--- DATA FOR THIS EXERCISE ---

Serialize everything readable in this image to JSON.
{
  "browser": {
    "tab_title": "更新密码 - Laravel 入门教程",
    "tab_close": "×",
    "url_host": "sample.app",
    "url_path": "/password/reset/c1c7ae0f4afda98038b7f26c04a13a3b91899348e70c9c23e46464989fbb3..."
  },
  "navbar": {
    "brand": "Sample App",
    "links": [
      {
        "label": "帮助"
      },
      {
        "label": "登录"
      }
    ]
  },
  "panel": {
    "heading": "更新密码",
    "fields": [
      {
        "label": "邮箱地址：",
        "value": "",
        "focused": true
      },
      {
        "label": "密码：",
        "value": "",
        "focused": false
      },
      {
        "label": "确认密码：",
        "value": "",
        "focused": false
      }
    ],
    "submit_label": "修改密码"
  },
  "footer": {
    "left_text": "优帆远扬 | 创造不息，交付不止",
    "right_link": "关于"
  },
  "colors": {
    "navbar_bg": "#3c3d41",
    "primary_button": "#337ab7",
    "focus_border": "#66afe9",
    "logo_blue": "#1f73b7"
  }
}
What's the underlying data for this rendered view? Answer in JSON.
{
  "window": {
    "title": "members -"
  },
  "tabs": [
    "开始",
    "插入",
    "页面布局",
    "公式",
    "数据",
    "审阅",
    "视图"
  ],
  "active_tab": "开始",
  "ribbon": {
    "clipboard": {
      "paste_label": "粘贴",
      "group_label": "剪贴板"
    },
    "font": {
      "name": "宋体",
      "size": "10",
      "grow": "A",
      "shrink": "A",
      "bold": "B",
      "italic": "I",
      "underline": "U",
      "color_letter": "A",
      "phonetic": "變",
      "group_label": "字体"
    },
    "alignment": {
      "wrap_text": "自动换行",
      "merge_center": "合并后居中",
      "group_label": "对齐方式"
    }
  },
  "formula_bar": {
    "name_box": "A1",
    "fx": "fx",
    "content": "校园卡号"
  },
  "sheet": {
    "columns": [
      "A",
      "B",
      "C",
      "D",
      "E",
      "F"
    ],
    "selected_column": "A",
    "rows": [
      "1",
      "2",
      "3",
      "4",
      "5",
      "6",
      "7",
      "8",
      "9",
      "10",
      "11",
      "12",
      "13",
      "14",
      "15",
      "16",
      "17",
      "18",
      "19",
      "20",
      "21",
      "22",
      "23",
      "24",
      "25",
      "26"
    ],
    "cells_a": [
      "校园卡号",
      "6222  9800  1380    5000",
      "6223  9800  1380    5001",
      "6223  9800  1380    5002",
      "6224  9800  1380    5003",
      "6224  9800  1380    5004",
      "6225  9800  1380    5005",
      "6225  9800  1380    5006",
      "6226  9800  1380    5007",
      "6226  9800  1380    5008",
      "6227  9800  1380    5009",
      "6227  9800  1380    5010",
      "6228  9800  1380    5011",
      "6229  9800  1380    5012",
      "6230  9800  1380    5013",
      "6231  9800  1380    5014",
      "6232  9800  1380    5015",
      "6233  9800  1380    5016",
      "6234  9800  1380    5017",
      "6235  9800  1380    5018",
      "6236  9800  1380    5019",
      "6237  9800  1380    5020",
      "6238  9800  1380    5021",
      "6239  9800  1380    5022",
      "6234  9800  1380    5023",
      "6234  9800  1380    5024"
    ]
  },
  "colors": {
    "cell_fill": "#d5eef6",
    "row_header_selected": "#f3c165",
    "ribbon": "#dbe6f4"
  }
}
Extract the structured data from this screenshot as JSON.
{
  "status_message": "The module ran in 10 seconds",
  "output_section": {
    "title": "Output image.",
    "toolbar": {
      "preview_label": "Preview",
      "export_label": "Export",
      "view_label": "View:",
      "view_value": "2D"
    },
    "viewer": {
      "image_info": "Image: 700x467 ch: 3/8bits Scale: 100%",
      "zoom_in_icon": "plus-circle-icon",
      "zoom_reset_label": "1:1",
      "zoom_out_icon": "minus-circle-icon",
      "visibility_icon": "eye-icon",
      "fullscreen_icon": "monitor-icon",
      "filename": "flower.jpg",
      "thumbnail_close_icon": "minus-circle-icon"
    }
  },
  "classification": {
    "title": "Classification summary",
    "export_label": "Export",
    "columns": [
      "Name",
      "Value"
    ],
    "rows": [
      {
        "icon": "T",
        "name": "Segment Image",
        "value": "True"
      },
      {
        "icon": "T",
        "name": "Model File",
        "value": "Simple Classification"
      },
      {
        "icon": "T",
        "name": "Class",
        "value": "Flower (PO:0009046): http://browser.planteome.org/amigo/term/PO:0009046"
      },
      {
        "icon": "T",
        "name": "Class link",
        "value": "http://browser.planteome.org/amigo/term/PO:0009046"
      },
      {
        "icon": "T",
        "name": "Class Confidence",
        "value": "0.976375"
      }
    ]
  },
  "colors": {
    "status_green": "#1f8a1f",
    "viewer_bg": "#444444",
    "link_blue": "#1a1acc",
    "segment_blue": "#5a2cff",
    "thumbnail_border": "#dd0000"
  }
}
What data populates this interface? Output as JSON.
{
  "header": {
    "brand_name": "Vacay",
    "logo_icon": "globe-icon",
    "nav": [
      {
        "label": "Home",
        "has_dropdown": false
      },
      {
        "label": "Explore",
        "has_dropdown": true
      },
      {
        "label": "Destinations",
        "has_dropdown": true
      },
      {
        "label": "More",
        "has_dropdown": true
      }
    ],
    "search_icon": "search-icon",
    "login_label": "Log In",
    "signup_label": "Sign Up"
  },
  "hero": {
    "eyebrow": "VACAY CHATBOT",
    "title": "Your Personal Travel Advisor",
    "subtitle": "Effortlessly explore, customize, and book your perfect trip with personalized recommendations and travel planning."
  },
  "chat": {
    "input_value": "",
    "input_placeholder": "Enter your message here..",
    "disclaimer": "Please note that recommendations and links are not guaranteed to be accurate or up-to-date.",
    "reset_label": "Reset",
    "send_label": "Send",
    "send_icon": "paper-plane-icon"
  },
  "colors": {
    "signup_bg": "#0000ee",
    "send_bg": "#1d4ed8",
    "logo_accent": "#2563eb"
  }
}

---

■ REQUIREMENTS:
Locate the lines above that hold the word "browser". Show every one of them.

■ SOLUTION FOR THIS TASK:
  "browser": {
        "value": "Flower (PO:0009046): http://browser.planteome.org/amigo/term/PO:0009046"
        "value": "http://browser.planteome.org/amigo/term/PO:0009046"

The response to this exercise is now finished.